> _EXERCISE PROMPT_:
Show all lines of the listing that hold the word "type".

> _MATERIAL SUPPLIED_:
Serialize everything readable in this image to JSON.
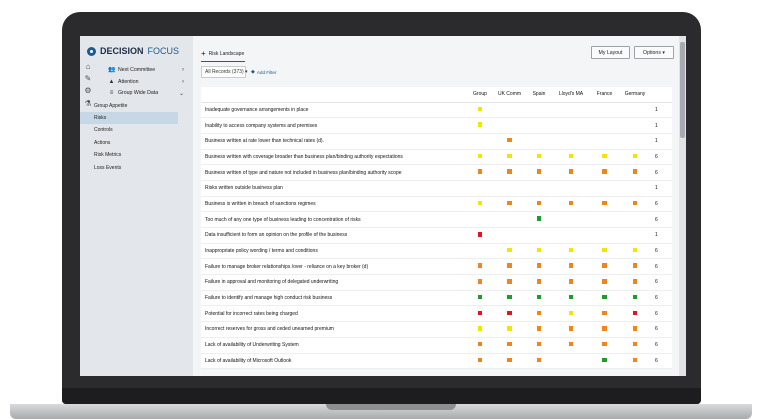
{
  "app": {
    "logo_bold": "DECISION",
    "logo_light": "FOCUS"
  },
  "sidebar": {
    "items": [
      {
        "label": "Next Committee",
        "icon": "people-icon",
        "chevron": "›"
      },
      {
        "label": "Attention",
        "icon": "warning-icon",
        "chevron": "›"
      },
      {
        "label": "Group Wide Data",
        "icon": "database-icon",
        "chevron": "⌄"
      }
    ],
    "sub_items": [
      {
        "label": "Group Appetite",
        "active": false
      },
      {
        "label": "Risks",
        "active": true
      },
      {
        "label": "Controls",
        "active": false
      },
      {
        "label": "Actions",
        "active": false
      },
      {
        "label": "Risk Metrics",
        "active": false
      },
      {
        "label": "Loss Events",
        "active": false
      }
    ]
  },
  "toolbar": {
    "tab_label": "Risk Landscape",
    "my_layout": "My Layout",
    "options": "Options ▾",
    "records": "All Records (373) ▾",
    "add_filter": "Add Filter"
  },
  "table": {
    "columns": [
      "Group",
      "UK Comm",
      "Spain",
      "Lloyd's MA",
      "France",
      "Germany",
      ""
    ],
    "colors": {
      "Y": "#f2e500",
      "O": "#f08519",
      "G": "#1e9a2e",
      "R": "#e3141b"
    },
    "rows": [
      {
        "risk": "Inadequate governance arrangements in place",
        "cells": [
          "Y",
          "",
          "",
          "",
          "",
          ""
        ],
        "count": "1"
      },
      {
        "risk": "Inability to access company systems and premises",
        "cells": [
          "Y",
          "",
          "",
          "",
          "",
          ""
        ],
        "count": "1"
      },
      {
        "risk": "Business written at rate lower than technical rates (d).",
        "cells": [
          "",
          "O",
          "",
          "",
          "",
          ""
        ],
        "count": "1"
      },
      {
        "risk": "Business written with coverage broader than business plan/binding authority expectations",
        "cells": [
          "Y",
          "Y",
          "Y",
          "Y",
          "Y",
          "Y"
        ],
        "count": "6"
      },
      {
        "risk": "Business written of type and nature not included in business plan/binding authority scope",
        "cells": [
          "O",
          "O",
          "O",
          "O",
          "O",
          "O"
        ],
        "count": "6"
      },
      {
        "risk": "Risks written outside business plan",
        "cells": [
          "",
          "",
          "",
          "",
          "",
          ""
        ],
        "count": "1"
      },
      {
        "risk": "Business is written in breach of sanctions regimes",
        "cells": [
          "Y",
          "O",
          "O",
          "O",
          "O",
          "O"
        ],
        "count": "6"
      },
      {
        "risk": "Too much of any one type of business leading to concentration of risks",
        "cells": [
          "",
          "",
          "G",
          "",
          "",
          ""
        ],
        "count": "6"
      },
      {
        "risk": "Data insufficient to form an opinion on the profile of the business",
        "cells": [
          "R",
          "",
          "",
          "",
          "",
          ""
        ],
        "count": "1"
      },
      {
        "risk": "Inappropriate policy wording / terms and conditions",
        "cells": [
          "",
          "Y",
          "Y",
          "Y",
          "Y",
          "Y"
        ],
        "count": "6"
      },
      {
        "risk": "Failure to manage broker relationships /over - reliance on a key broker (d)",
        "cells": [
          "O",
          "O",
          "O",
          "O",
          "O",
          "O"
        ],
        "count": "6"
      },
      {
        "risk": "Failure in approval and monitoring of delegated underwriting",
        "cells": [
          "O",
          "O",
          "O",
          "O",
          "O",
          "O"
        ],
        "count": "6"
      },
      {
        "risk": "Failure to identify and manage high conduct risk business",
        "cells": [
          "G",
          "G",
          "G",
          "G",
          "G",
          "G"
        ],
        "count": "6"
      },
      {
        "risk": "Potential for incorrect rates being charged",
        "cells": [
          "R",
          "R",
          "O",
          "Y",
          "O",
          "R"
        ],
        "count": "6"
      },
      {
        "risk": "Incorrect reserves for gross and ceded unearned premium",
        "cells": [
          "Y",
          "Y",
          "O",
          "O",
          "O",
          "O"
        ],
        "count": "6"
      },
      {
        "risk": "Lack of availability of Underwriting System",
        "cells": [
          "O",
          "O",
          "O",
          "O",
          "O",
          "O"
        ],
        "count": "6"
      },
      {
        "risk": "Lack of availability of Microsoft Outlook",
        "cells": [
          "O",
          "O",
          "O",
          "",
          "G",
          "O"
        ],
        "count": "6"
      }
    ]
  }
}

> _WRITTEN SOLUTION_:
        "risk": "Business written of type and nature not included in business plan/binding authority scope",
        "risk": "Too much of any one type of business leading to concentration of risks",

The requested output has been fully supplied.